**Entries taken from a collection**.

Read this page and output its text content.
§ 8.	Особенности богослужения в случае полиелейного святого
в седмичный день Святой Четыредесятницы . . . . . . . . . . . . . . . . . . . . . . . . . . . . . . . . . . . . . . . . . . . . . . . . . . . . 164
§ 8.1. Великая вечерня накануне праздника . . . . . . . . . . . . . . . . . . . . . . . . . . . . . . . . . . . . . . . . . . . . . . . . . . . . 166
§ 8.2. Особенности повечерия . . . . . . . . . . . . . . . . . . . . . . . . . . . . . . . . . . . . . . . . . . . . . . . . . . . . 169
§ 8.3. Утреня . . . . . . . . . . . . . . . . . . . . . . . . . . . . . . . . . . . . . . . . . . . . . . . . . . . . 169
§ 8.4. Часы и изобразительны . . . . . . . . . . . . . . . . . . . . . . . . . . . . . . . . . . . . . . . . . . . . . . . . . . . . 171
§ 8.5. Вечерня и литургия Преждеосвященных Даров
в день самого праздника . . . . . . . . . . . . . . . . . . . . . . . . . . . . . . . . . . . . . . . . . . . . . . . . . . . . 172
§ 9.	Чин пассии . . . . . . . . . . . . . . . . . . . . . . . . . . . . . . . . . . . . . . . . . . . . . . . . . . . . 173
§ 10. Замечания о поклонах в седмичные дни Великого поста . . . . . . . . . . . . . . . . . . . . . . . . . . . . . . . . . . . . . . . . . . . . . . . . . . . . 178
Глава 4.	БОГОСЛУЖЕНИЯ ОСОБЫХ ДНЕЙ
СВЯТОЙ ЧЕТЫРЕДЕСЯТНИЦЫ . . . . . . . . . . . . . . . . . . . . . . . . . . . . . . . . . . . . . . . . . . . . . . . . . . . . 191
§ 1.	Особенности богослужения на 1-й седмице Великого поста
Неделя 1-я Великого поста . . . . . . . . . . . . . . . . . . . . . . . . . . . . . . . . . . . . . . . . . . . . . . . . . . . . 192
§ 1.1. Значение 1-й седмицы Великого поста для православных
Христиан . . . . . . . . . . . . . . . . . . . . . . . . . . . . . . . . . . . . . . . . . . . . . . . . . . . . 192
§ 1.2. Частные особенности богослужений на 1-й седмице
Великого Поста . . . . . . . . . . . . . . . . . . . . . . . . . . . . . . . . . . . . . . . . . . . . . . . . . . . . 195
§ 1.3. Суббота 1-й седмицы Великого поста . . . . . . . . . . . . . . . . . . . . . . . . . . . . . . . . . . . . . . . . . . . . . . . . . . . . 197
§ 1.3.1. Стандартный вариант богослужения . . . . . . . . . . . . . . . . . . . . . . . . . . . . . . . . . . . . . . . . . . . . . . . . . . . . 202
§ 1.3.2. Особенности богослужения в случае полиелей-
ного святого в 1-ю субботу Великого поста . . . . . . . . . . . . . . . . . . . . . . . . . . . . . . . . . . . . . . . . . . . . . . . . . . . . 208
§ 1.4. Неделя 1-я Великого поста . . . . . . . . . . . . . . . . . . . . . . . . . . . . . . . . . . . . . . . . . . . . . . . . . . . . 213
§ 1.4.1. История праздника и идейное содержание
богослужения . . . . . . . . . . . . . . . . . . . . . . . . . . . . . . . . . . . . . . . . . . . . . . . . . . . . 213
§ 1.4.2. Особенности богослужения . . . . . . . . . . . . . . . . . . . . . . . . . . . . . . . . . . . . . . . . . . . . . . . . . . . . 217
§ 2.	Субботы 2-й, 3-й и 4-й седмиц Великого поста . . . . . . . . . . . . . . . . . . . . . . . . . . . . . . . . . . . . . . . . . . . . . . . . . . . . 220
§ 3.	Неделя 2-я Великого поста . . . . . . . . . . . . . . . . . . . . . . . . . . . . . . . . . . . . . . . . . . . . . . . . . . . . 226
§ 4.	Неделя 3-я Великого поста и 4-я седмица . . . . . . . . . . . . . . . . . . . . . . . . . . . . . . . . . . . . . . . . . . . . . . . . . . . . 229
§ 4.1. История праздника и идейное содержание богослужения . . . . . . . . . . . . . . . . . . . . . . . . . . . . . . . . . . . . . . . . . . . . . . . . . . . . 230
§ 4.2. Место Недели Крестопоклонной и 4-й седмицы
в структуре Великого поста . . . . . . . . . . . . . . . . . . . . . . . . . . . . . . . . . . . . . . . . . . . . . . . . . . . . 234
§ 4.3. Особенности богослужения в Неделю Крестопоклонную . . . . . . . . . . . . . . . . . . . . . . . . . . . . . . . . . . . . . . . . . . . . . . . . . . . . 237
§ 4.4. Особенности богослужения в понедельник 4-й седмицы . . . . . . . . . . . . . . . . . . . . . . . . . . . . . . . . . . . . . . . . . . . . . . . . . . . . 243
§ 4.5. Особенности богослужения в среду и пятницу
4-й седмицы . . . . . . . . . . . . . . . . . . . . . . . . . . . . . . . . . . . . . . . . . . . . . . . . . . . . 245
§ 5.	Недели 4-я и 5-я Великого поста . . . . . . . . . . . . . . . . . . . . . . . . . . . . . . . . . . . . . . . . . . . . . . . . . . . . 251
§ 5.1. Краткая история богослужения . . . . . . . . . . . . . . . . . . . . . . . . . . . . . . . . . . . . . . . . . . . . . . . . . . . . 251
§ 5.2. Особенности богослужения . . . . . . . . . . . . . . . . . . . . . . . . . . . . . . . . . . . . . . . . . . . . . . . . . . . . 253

**Problem description**. Output the full listing exactly as it stands.

**Result of this exercise**.
Read this page and output its text content.
§ 8.	Особенности богослужения в случае полиелейного святого
в седмичный день Святой Четыредесятницы . . . . . . . . . . . . . . . . . . . . . . . . . . . . . . . . . . . . . . . . . . . . . . . . . . . . 164
§ 8.1. Великая вечерня накануне праздника . . . . . . . . . . . . . . . . . . . . . . . . . . . . . . . . . . . . . . . . . . . . . . . . . . . . 166
§ 8.2. Особенности повечерия . . . . . . . . . . . . . . . . . . . . . . . . . . . . . . . . . . . . . . . . . . . . . . . . . . . . 169
§ 8.3. Утреня . . . . . . . . . . . . . . . . . . . . . . . . . . . . . . . . . . . . . . . . . . . . . . . . . . . . 169
§ 8.4. Часы и изобразительны . . . . . . . . . . . . . . . . . . . . . . . . . . . . . . . . . . . . . . . . . . . . . . . . . . . . 171
§ 8.5. Вечерня и литургия Преждеосвященных Даров
в день самого праздника . . . . . . . . . . . . . . . . . . . . . . . . . . . . . . . . . . . . . . . . . . . . . . . . . . . . 172
§ 9.	Чин пассии . . . . . . . . . . . . . . . . . . . . . . . . . . . . . . . . . . . . . . . . . . . . . . . . . . . . 173
§ 10. Замечания о поклонах в седмичные дни Великого поста . . . . . . . . . . . . . . . . . . . . . . . . . . . . . . . . . . . . . . . . . . . . . . . . . . . . 178
Глава 4.	БОГОСЛУЖЕНИЯ ОСОБЫХ ДНЕЙ
СВЯТОЙ ЧЕТЫРЕДЕСЯТНИЦЫ . . . . . . . . . . . . . . . . . . . . . . . . . . . . . . . . . . . . . . . . . . . . . . . . . . . . 191
§ 1.	Особенности богослужения на 1-й седмице Великого поста
Неделя 1-я Великого поста . . . . . . . . . . . . . . . . . . . . . . . . . . . . . . . . . . . . . . . . . . . . . . . . . . . . 192
§ 1.1. Значение 1-й седмицы Великого поста для православных
Христиан . . . . . . . . . . . . . . . . . . . . . . . . . . . . . . . . . . . . . . . . . . . . . . . . . . . . 192
§ 1.2. Частные особенности богослужений на 1-й седмице
Великого Поста . . . . . . . . . . . . . . . . . . . . . . . . . . . . . . . . . . . . . . . . . . . . . . . . . . . . 195
§ 1.3. Суббота 1-й седмицы Великого поста . . . . . . . . . . . . . . . . . . . . . . . . . . . . . . . . . . . . . . . . . . . . . . . . . . . . 197
§ 1.3.1. Стандартный вариант богослужения . . . . . . . . . . . . . . . . . . . . . . . . . . . . . . . . . . . . . . . . . . . . . . . . . . . . 202
§ 1.3.2. Особенности богослужения в случае полиелей-
ного святого в 1-ю субботу Великого поста . . . . . . . . . . . . . . . . . . . . . . . . . . . . . . . . . . . . . . . . . . . . . . . . . . . . 208
§ 1.4. Неделя 1-я Великого поста . . . . . . . . . . . . . . . . . . . . . . . . . . . . . . . . . . . . . . . . . . . . . . . . . . . . 213
§ 1.4.1. История праздника и идейное содержание
богослужения . . . . . . . . . . . . . . . . . . . . . . . . . . . . . . . . . . . . . . . . . . . . . . . . . . . . 213
§ 1.4.2. Особенности богослужения . . . . . . . . . . . . . . . . . . . . . . . . . . . . . . . . . . . . . . . . . . . . . . . . . . . . 217
§ 2.	Субботы 2-й, 3-й и 4-й седмиц Великого поста . . . . . . . . . . . . . . . . . . . . . . . . . . . . . . . . . . . . . . . . . . . . . . . . . . . . 220
§ 3.	Неделя 2-я Великого поста . . . . . . . . . . . . . . . . . . . . . . . . . . . . . . . . . . . . . . . . . . . . . . . . . . . . 226
§ 4.	Неделя 3-я Великого поста и 4-я седмица . . . . . . . . . . . . . . . . . . . . . . . . . . . . . . . . . . . . . . . . . . . . . . . . . . . . 229
§ 4.1. История праздника и идейное содержание богослужения . . . . . . . . . . . . . . . . . . . . . . . . . . . . . . . . . . . . . . . . . . . . . . . . . . . . 230
§ 4.2. Место Недели Крестопоклонной и 4-й седмицы
в структуре Великого поста . . . . . . . . . . . . . . . . . . . . . . . . . . . . . . . . . . . . . . . . . . . . . . . . . . . . 234
§ 4.3. Особенности богослужения в Неделю Крестопоклонную . . . . . . . . . . . . . . . . . . . . . . . . . . . . . . . . . . . . . . . . . . . . . . . . . . . . 237
§ 4.4. Особенности богослужения в понедельник 4-й седмицы . . . . . . . . . . . . . . . . . . . . . . . . . . . . . . . . . . . . . . . . . . . . . . . . . . . . 243
§ 4.5. Особенности богослужения в среду и пятницу
4-й седмицы . . . . . . . . . . . . . . . . . . . . . . . . . . . . . . . . . . . . . . . . . . . . . . . . . . . . 245
§ 5.	Недели 4-я и 5-я Великого поста . . . . . . . . . . . . . . . . . . . . . . . . . . . . . . . . . . . . . . . . . . . . . . . . . . . . 251
§ 5.1. Краткая история богослужения . . . . . . . . . . . . . . . . . . . . . . . . . . . . . . . . . . . . . . . . . . . . . . . . . . . . 251
§ 5.2. Особенности богослужения . . . . . . . . . . . . . . . . . . . . . . . . . . . . . . . . . . . . . . . . . . . . . . . . . . . . 253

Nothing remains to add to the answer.